Task requirements: What follows is a set of entries. Give them again exactly, without the pictures.

### Data supplied ###

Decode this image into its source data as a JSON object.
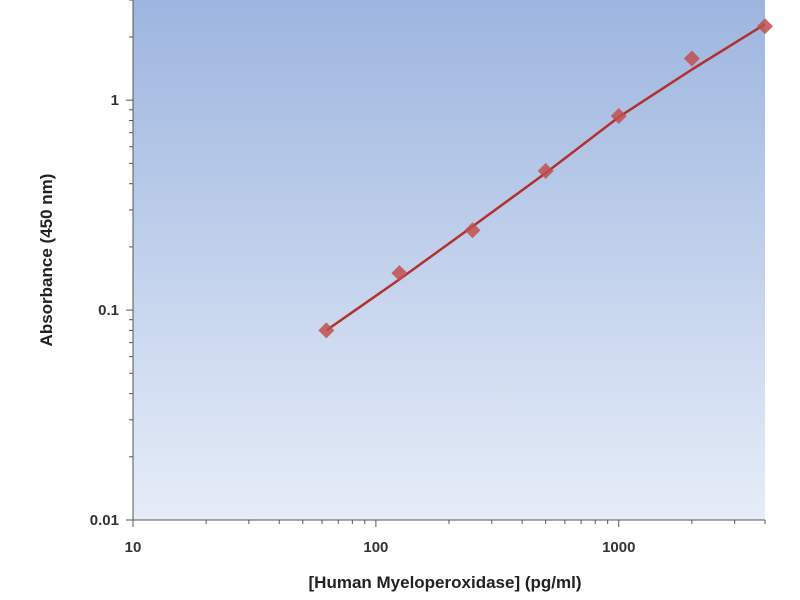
{
  "chart_data": {
    "type": "scatter",
    "xlabel": "[Human Myeloperoxidase] (pg/ml)",
    "ylabel": "Absorbance (450 nm)",
    "x_scale": "log",
    "y_scale": "log",
    "xlim": [
      10,
      4000
    ],
    "ylim": [
      0.01,
      3
    ],
    "x_ticks": [
      10,
      100,
      1000
    ],
    "x_tick_labels": [
      "10",
      "100",
      "1000"
    ],
    "y_ticks": [
      0.01,
      0.1,
      1
    ],
    "y_tick_labels": [
      "0.01",
      "0.1",
      "1"
    ],
    "grid": false,
    "legend": "none",
    "series": [
      {
        "x": [
          62.5,
          125,
          250,
          500,
          1000,
          2000,
          4000
        ],
        "y": [
          0.08,
          0.15,
          0.24,
          0.46,
          0.84,
          1.58,
          2.25
        ],
        "marker": "diamond",
        "color": "#c0504d"
      }
    ],
    "fit_line": {
      "x": [
        62.5,
        125,
        250,
        500,
        1000,
        2000,
        4000
      ],
      "y": [
        0.08,
        0.14,
        0.25,
        0.45,
        0.83,
        1.4,
        2.3
      ],
      "color": "#c0504d"
    },
    "colors": {
      "plot_bg_top": "#9db5df",
      "plot_bg_bottom": "#e6edf8",
      "marker": "#c0504d",
      "line": "#b23030"
    }
  }
}
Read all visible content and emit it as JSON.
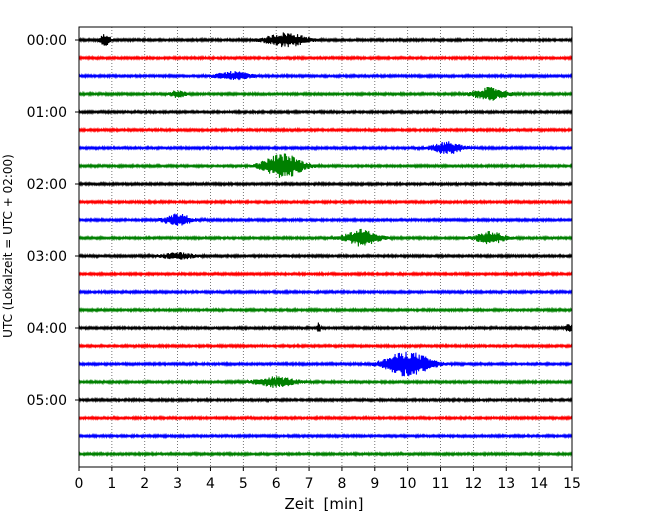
{
  "chart_data": {
    "type": "line",
    "title": "",
    "xlabel": "Zeit  [min]",
    "ylabel": "UTC (Lokalzeit = UTC + 02:00)",
    "xlim": [
      0,
      15
    ],
    "x_ticks": [
      "0",
      "1",
      "2",
      "3",
      "4",
      "5",
      "6",
      "7",
      "8",
      "9",
      "10",
      "11",
      "12",
      "13",
      "14",
      "15"
    ],
    "y_ticks": [
      "00:00",
      "01:00",
      "02:00",
      "03:00",
      "04:00",
      "05:00"
    ],
    "grid": "vertical dotted lines at each minute",
    "trace_interval_min": 15,
    "trace_count": 24,
    "colors": [
      "#000000",
      "#ff0000",
      "#0000ff",
      "#008000"
    ],
    "traces": [
      {
        "start": "00:00",
        "color": "#000000",
        "events": [
          {
            "t": 0.8,
            "amp": 6,
            "width": 0.15
          },
          {
            "t": 6.3,
            "amp": 7,
            "width": 0.6
          }
        ]
      },
      {
        "start": "00:15",
        "color": "#ff0000",
        "events": []
      },
      {
        "start": "00:30",
        "color": "#0000ff",
        "events": [
          {
            "t": 4.7,
            "amp": 4,
            "width": 0.5
          }
        ]
      },
      {
        "start": "00:45",
        "color": "#008000",
        "events": [
          {
            "t": 3.0,
            "amp": 3,
            "width": 0.25
          },
          {
            "t": 12.5,
            "amp": 6,
            "width": 0.5
          }
        ]
      },
      {
        "start": "01:00",
        "color": "#000000",
        "events": []
      },
      {
        "start": "01:15",
        "color": "#ff0000",
        "events": []
      },
      {
        "start": "01:30",
        "color": "#0000ff",
        "events": [
          {
            "t": 11.2,
            "amp": 6,
            "width": 0.45
          }
        ]
      },
      {
        "start": "01:45",
        "color": "#008000",
        "events": [
          {
            "t": 6.2,
            "amp": 12,
            "width": 0.6
          }
        ]
      },
      {
        "start": "02:00",
        "color": "#000000",
        "events": []
      },
      {
        "start": "02:15",
        "color": "#ff0000",
        "events": []
      },
      {
        "start": "02:30",
        "color": "#0000ff",
        "events": [
          {
            "t": 3.0,
            "amp": 6,
            "width": 0.4
          }
        ]
      },
      {
        "start": "02:45",
        "color": "#008000",
        "events": [
          {
            "t": 8.6,
            "amp": 8,
            "width": 0.5
          },
          {
            "t": 12.5,
            "amp": 6,
            "width": 0.45
          }
        ]
      },
      {
        "start": "03:00",
        "color": "#000000",
        "events": [
          {
            "t": 3.0,
            "amp": 3,
            "width": 0.5
          }
        ]
      },
      {
        "start": "03:15",
        "color": "#ff0000",
        "events": []
      },
      {
        "start": "03:30",
        "color": "#0000ff",
        "events": []
      },
      {
        "start": "03:45",
        "color": "#008000",
        "events": []
      },
      {
        "start": "04:00",
        "color": "#000000",
        "events": [
          {
            "t": 7.3,
            "amp": 7,
            "width": 0.04
          },
          {
            "t": 14.9,
            "amp": 4,
            "width": 0.1
          }
        ]
      },
      {
        "start": "04:15",
        "color": "#ff0000",
        "events": []
      },
      {
        "start": "04:30",
        "color": "#0000ff",
        "events": [
          {
            "t": 10.0,
            "amp": 12,
            "width": 0.7
          }
        ]
      },
      {
        "start": "04:45",
        "color": "#008000",
        "events": [
          {
            "t": 6.0,
            "amp": 5,
            "width": 0.6
          }
        ]
      },
      {
        "start": "05:00",
        "color": "#000000",
        "events": []
      },
      {
        "start": "05:15",
        "color": "#ff0000",
        "events": []
      },
      {
        "start": "05:30",
        "color": "#0000ff",
        "events": []
      },
      {
        "start": "05:45",
        "color": "#008000",
        "events": []
      }
    ]
  }
}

###

Output for this task:
Decode this image into its source data as a JSON object.
{
  "chart_data": {
    "type": "scatter",
    "xlabel": "[Human Myeloperoxidase] (pg/ml)",
    "ylabel": "Absorbance (450 nm)",
    "x_scale": "log",
    "y_scale": "log",
    "xlim": [
      10,
      4000
    ],
    "ylim": [
      0.01,
      3
    ],
    "x_ticks": [
      10,
      100,
      1000
    ],
    "x_tick_labels": [
      "10",
      "100",
      "1000"
    ],
    "y_ticks": [
      0.01,
      0.1,
      1
    ],
    "y_tick_labels": [
      "0.01",
      "0.1",
      "1"
    ],
    "grid": false,
    "legend": "none",
    "series": [
      {
        "x": [
          62.5,
          125,
          250,
          500,
          1000,
          2000,
          4000
        ],
        "y": [
          0.08,
          0.15,
          0.24,
          0.46,
          0.84,
          1.58,
          2.25
        ],
        "marker": "diamond",
        "color": "#c0504d"
      }
    ],
    "fit_line": {
      "x": [
        62.5,
        125,
        250,
        500,
        1000,
        2000,
        4000
      ],
      "y": [
        0.08,
        0.14,
        0.25,
        0.45,
        0.83,
        1.4,
        2.3
      ],
      "color": "#c0504d"
    },
    "colors": {
      "plot_bg_top": "#9db5df",
      "plot_bg_bottom": "#e6edf8",
      "marker": "#c0504d",
      "line": "#b23030"
    }
  }
}
Read all visible content and emit it as JSON.
{
  "chart_data": {
    "type": "line",
    "title": "",
    "xlabel": "Zeit  [min]",
    "ylabel": "UTC (Lokalzeit = UTC + 02:00)",
    "xlim": [
      0,
      15
    ],
    "x_ticks": [
      "0",
      "1",
      "2",
      "3",
      "4",
      "5",
      "6",
      "7",
      "8",
      "9",
      "10",
      "11",
      "12",
      "13",
      "14",
      "15"
    ],
    "y_ticks": [
      "00:00",
      "01:00",
      "02:00",
      "03:00",
      "04:00",
      "05:00"
    ],
    "grid": "vertical dotted lines at each minute",
    "trace_interval_min": 15,
    "trace_count": 24,
    "colors": [
      "#000000",
      "#ff0000",
      "#0000ff",
      "#008000"
    ],
    "traces": [
      {
        "start": "00:00",
        "color": "#000000",
        "events": [
          {
            "t": 0.8,
            "amp": 6,
            "width": 0.15
          },
          {
            "t": 6.3,
            "amp": 7,
            "width": 0.6
          }
        ]
      },
      {
        "start": "00:15",
        "color": "#ff0000",
        "events": []
      },
      {
        "start": "00:30",
        "color": "#0000ff",
        "events": [
          {
            "t": 4.7,
            "amp": 4,
            "width": 0.5
          }
        ]
      },
      {
        "start": "00:45",
        "color": "#008000",
        "events": [
          {
            "t": 3.0,
            "amp": 3,
            "width": 0.25
          },
          {
            "t": 12.5,
            "amp": 6,
            "width": 0.5
          }
        ]
      },
      {
        "start": "01:00",
        "color": "#000000",
        "events": []
      },
      {
        "start": "01:15",
        "color": "#ff0000",
        "events": []
      },
      {
        "start": "01:30",
        "color": "#0000ff",
        "events": [
          {
            "t": 11.2,
            "amp": 6,
            "width": 0.45
          }
        ]
      },
      {
        "start": "01:45",
        "color": "#008000",
        "events": [
          {
            "t": 6.2,
            "amp": 12,
            "width": 0.6
          }
        ]
      },
      {
        "start": "02:00",
        "color": "#000000",
        "events": []
      },
      {
        "start": "02:15",
        "color": "#ff0000",
        "events": []
      },
      {
        "start": "02:30",
        "color": "#0000ff",
        "events": [
          {
            "t": 3.0,
            "amp": 6,
            "width": 0.4
          }
        ]
      },
      {
        "start": "02:45",
        "color": "#008000",
        "events": [
          {
            "t": 8.6,
            "amp": 8,
            "width": 0.5
          },
          {
            "t": 12.5,
            "amp": 6,
            "width": 0.45
          }
        ]
      },
      {
        "start": "03:00",
        "color": "#000000",
        "events": [
          {
            "t": 3.0,
            "amp": 3,
            "width": 0.5
          }
        ]
      },
      {
        "start": "03:15",
        "color": "#ff0000",
        "events": []
      },
      {
        "start": "03:30",
        "color": "#0000ff",
        "events": []
      },
      {
        "start": "03:45",
        "color": "#008000",
        "events": []
      },
      {
        "start": "04:00",
        "color": "#000000",
        "events": [
          {
            "t": 7.3,
            "amp": 7,
            "width": 0.04
          },
          {
            "t": 14.9,
            "amp": 4,
            "width": 0.1
          }
        ]
      },
      {
        "start": "04:15",
        "color": "#ff0000",
        "events": []
      },
      {
        "start": "04:30",
        "color": "#0000ff",
        "events": [
          {
            "t": 10.0,
            "amp": 12,
            "width": 0.7
          }
        ]
      },
      {
        "start": "04:45",
        "color": "#008000",
        "events": [
          {
            "t": 6.0,
            "amp": 5,
            "width": 0.6
          }
        ]
      },
      {
        "start": "05:00",
        "color": "#000000",
        "events": []
      },
      {
        "start": "05:15",
        "color": "#ff0000",
        "events": []
      },
      {
        "start": "05:30",
        "color": "#0000ff",
        "events": []
      },
      {
        "start": "05:45",
        "color": "#008000",
        "events": []
      }
    ]
  }
}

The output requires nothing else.